▶ [WORK INSTRUCTIONS]: All the data must come back unchanged, except that pictures are left out.

— Start —

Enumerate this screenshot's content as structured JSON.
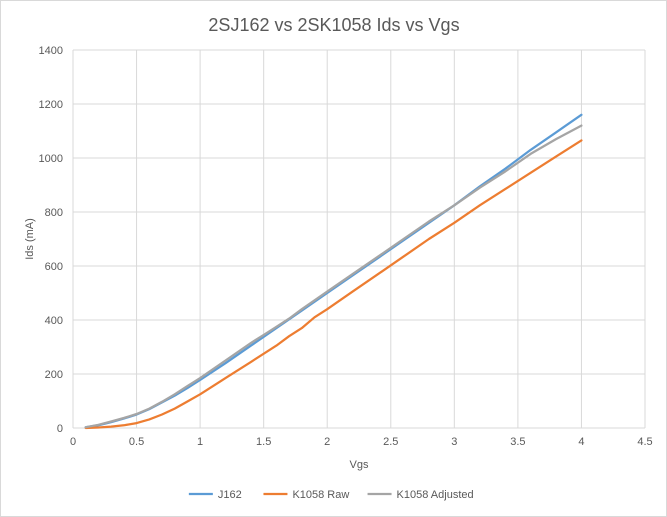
{
  "chart_data": {
    "type": "line",
    "title": "2SJ162 vs 2SK1058 Ids vs Vgs",
    "xlabel": "Vgs",
    "ylabel": "Ids (mA)",
    "xlim": [
      0,
      4.5
    ],
    "ylim": [
      0,
      1400
    ],
    "xticks": [
      0,
      0.5,
      1,
      1.5,
      2,
      2.5,
      3,
      3.5,
      4,
      4.5
    ],
    "yticks": [
      0,
      200,
      400,
      600,
      800,
      1000,
      1200,
      1400
    ],
    "xtick_labels": [
      "0",
      "0.5",
      "1",
      "1.5",
      "2",
      "2.5",
      "3",
      "3.5",
      "4",
      "4.5"
    ],
    "ytick_labels": [
      "0",
      "200",
      "400",
      "600",
      "800",
      "1000",
      "1200",
      "1400"
    ],
    "grid": "vertical and horizontal major gridlines",
    "legend": "bottom",
    "series": [
      {
        "name": "J162",
        "color": "#5b9bd5",
        "x": [
          0.1,
          0.2,
          0.3,
          0.4,
          0.5,
          0.6,
          0.7,
          0.8,
          0.9,
          1.0,
          1.2,
          1.4,
          1.6,
          1.8,
          2.0,
          2.2,
          2.4,
          2.6,
          2.8,
          3.0,
          3.2,
          3.4,
          3.6,
          3.8,
          4.0
        ],
        "y": [
          3,
          10,
          22,
          35,
          50,
          70,
          95,
          120,
          148,
          178,
          240,
          305,
          370,
          435,
          500,
          565,
          630,
          695,
          760,
          825,
          895,
          960,
          1030,
          1095,
          1160
        ]
      },
      {
        "name": "K1058 Raw",
        "color": "#ed7d31",
        "x": [
          0.1,
          0.2,
          0.3,
          0.4,
          0.5,
          0.6,
          0.7,
          0.8,
          0.9,
          1.0,
          1.2,
          1.4,
          1.6,
          1.7,
          1.8,
          1.9,
          2.0,
          2.2,
          2.4,
          2.6,
          2.8,
          3.0,
          3.2,
          3.4,
          3.6,
          3.8,
          4.0
        ],
        "y": [
          0,
          2,
          5,
          10,
          18,
          32,
          50,
          72,
          98,
          125,
          185,
          245,
          305,
          340,
          370,
          410,
          440,
          505,
          570,
          635,
          700,
          760,
          825,
          885,
          945,
          1005,
          1065
        ]
      },
      {
        "name": "K1058 Adjusted",
        "color": "#a5a5a5",
        "x": [
          0.1,
          0.2,
          0.3,
          0.4,
          0.5,
          0.6,
          0.7,
          0.8,
          0.9,
          1.0,
          1.2,
          1.4,
          1.5,
          1.6,
          1.7,
          1.8,
          2.0,
          2.2,
          2.4,
          2.6,
          2.8,
          3.0,
          3.2,
          3.4,
          3.6,
          3.8,
          3.9,
          4.0
        ],
        "y": [
          3,
          12,
          24,
          37,
          52,
          72,
          97,
          125,
          155,
          185,
          250,
          315,
          345,
          375,
          405,
          440,
          505,
          570,
          635,
          700,
          765,
          825,
          890,
          950,
          1015,
          1070,
          1095,
          1120
        ]
      }
    ]
  }
}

— End —

▶ [FULL RESPONSE]:
Enumerate this screenshot's content as structured JSON.
{
  "chart_data": {
    "type": "line",
    "title": "2SJ162 vs 2SK1058 Ids vs Vgs",
    "xlabel": "Vgs",
    "ylabel": "Ids (mA)",
    "xlim": [
      0,
      4.5
    ],
    "ylim": [
      0,
      1400
    ],
    "xticks": [
      0,
      0.5,
      1,
      1.5,
      2,
      2.5,
      3,
      3.5,
      4,
      4.5
    ],
    "yticks": [
      0,
      200,
      400,
      600,
      800,
      1000,
      1200,
      1400
    ],
    "xtick_labels": [
      "0",
      "0.5",
      "1",
      "1.5",
      "2",
      "2.5",
      "3",
      "3.5",
      "4",
      "4.5"
    ],
    "ytick_labels": [
      "0",
      "200",
      "400",
      "600",
      "800",
      "1000",
      "1200",
      "1400"
    ],
    "grid": "vertical and horizontal major gridlines",
    "legend": "bottom",
    "series": [
      {
        "name": "J162",
        "color": "#5b9bd5",
        "x": [
          0.1,
          0.2,
          0.3,
          0.4,
          0.5,
          0.6,
          0.7,
          0.8,
          0.9,
          1.0,
          1.2,
          1.4,
          1.6,
          1.8,
          2.0,
          2.2,
          2.4,
          2.6,
          2.8,
          3.0,
          3.2,
          3.4,
          3.6,
          3.8,
          4.0
        ],
        "y": [
          3,
          10,
          22,
          35,
          50,
          70,
          95,
          120,
          148,
          178,
          240,
          305,
          370,
          435,
          500,
          565,
          630,
          695,
          760,
          825,
          895,
          960,
          1030,
          1095,
          1160
        ]
      },
      {
        "name": "K1058 Raw",
        "color": "#ed7d31",
        "x": [
          0.1,
          0.2,
          0.3,
          0.4,
          0.5,
          0.6,
          0.7,
          0.8,
          0.9,
          1.0,
          1.2,
          1.4,
          1.6,
          1.7,
          1.8,
          1.9,
          2.0,
          2.2,
          2.4,
          2.6,
          2.8,
          3.0,
          3.2,
          3.4,
          3.6,
          3.8,
          4.0
        ],
        "y": [
          0,
          2,
          5,
          10,
          18,
          32,
          50,
          72,
          98,
          125,
          185,
          245,
          305,
          340,
          370,
          410,
          440,
          505,
          570,
          635,
          700,
          760,
          825,
          885,
          945,
          1005,
          1065
        ]
      },
      {
        "name": "K1058 Adjusted",
        "color": "#a5a5a5",
        "x": [
          0.1,
          0.2,
          0.3,
          0.4,
          0.5,
          0.6,
          0.7,
          0.8,
          0.9,
          1.0,
          1.2,
          1.4,
          1.5,
          1.6,
          1.7,
          1.8,
          2.0,
          2.2,
          2.4,
          2.6,
          2.8,
          3.0,
          3.2,
          3.4,
          3.6,
          3.8,
          3.9,
          4.0
        ],
        "y": [
          3,
          12,
          24,
          37,
          52,
          72,
          97,
          125,
          155,
          185,
          250,
          315,
          345,
          375,
          405,
          440,
          505,
          570,
          635,
          700,
          765,
          825,
          890,
          950,
          1015,
          1070,
          1095,
          1120
        ]
      }
    ]
  }
}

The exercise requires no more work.